- **SOURCE**:
= = = = = = =
Section 1. PLACE OF MEETINGS.  Meetings of Shareholders shall be
held at any place within or outside the State of Delaware
designated by the Board.  In the absence of any such designation
by the Board, Shareholders' meetings shall be held at the offices
of the Trust.

Section 2. MEETINGS.
           --------

(a)   ANNUAL MEETINGS.  The annual meeting of the Shareholders
shall be held on such date and at such time as the Board of
Trustees shall designate.  At such annual meeting, the
Shareholders entitled to vote shall elect Trustees and transact
such other business as may be properly brought before the meeting.

(b)   SPECIAL MEETINGS.  Special meetings of Shareholders may be
called at any time by the Board, by the chairperson of the Board
or by the president of the Trust for the purpose of taking action
upon any matter deemed by the Board to be necessary or
desirable.  To the extent permitted by the 1940 Act, a special
meeting of the Shareholders for the purpose of electing Trustees
or filling vacancies on the Board may also be called by the
chairperson of the Board, or shall be called by the president or
any vice-president of the Trust at the request of the
Shareholders holding not less than ten (10) percent of the
Shares, provided that the Shareholders requesting such meeting
shall have paid the Trust the reasonably estimated cost of
preparing and mailing the notice thereof, which an authorized
officer of the Trust shall determine and specify to such
Shareholders.  No special meeting shall be called upon the
request of Shareholders to consider any matter which is
substantially the same as a matter voted upon at any meeting of
the Shareholders held during the preceding twelve (12) months,
unless requested by the holders of a majority of all Shares
entitled to be voted at such meeting.
= = = = = = =
- **TASK SET**:
1) Return everything in the bylaws passage from "Section 1. PLACE" down to "before the meeting.".
2) According to the bylaws passage, where are Shareholders' meetings held if the Board has not designated a place?

- **SOURCE DATA**:
= = = = = = =
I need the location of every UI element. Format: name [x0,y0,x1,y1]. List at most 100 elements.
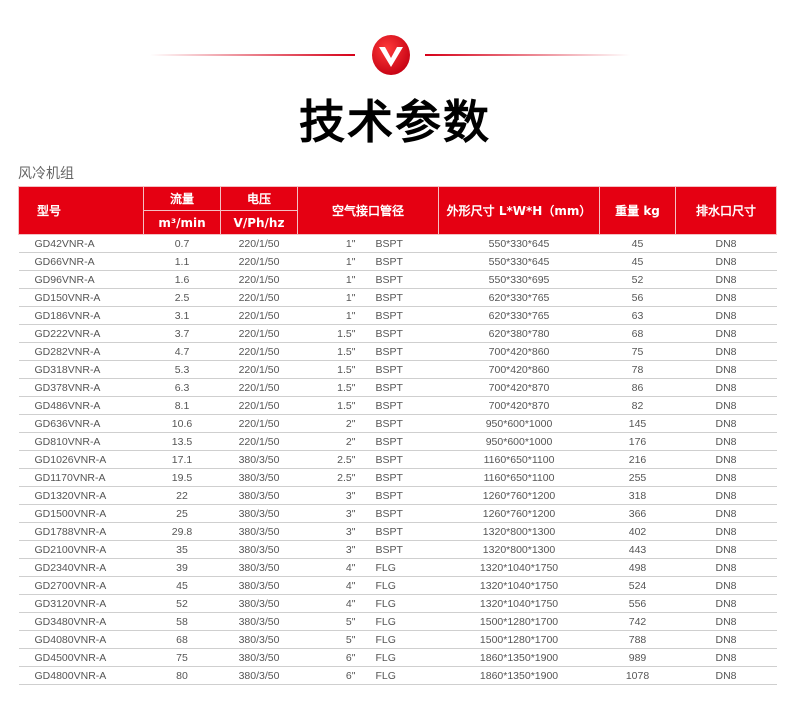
= = = = = = =
- **WRITTEN RESPONSES**:
1)
Section 1. PLACE OF MEETINGS.  Meetings of Shareholders shall be
held at any place within or outside the State of Delaware
designated by the Board.  In the absence of any such designation
by the Board, Shareholders' meetings shall be held at the offices
of the Trust.

Section 2. MEETINGS.
           --------

(a)   ANNUAL MEETINGS.  The annual meeting of the Shareholders
shall be held on such date and at such time as the Board of
Trustees shall designate.  At such annual meeting, the
Shareholders entitled to vote shall elect Trustees and transact
such other business as may be properly brought before the meeting.

2) At the offices of the Trust.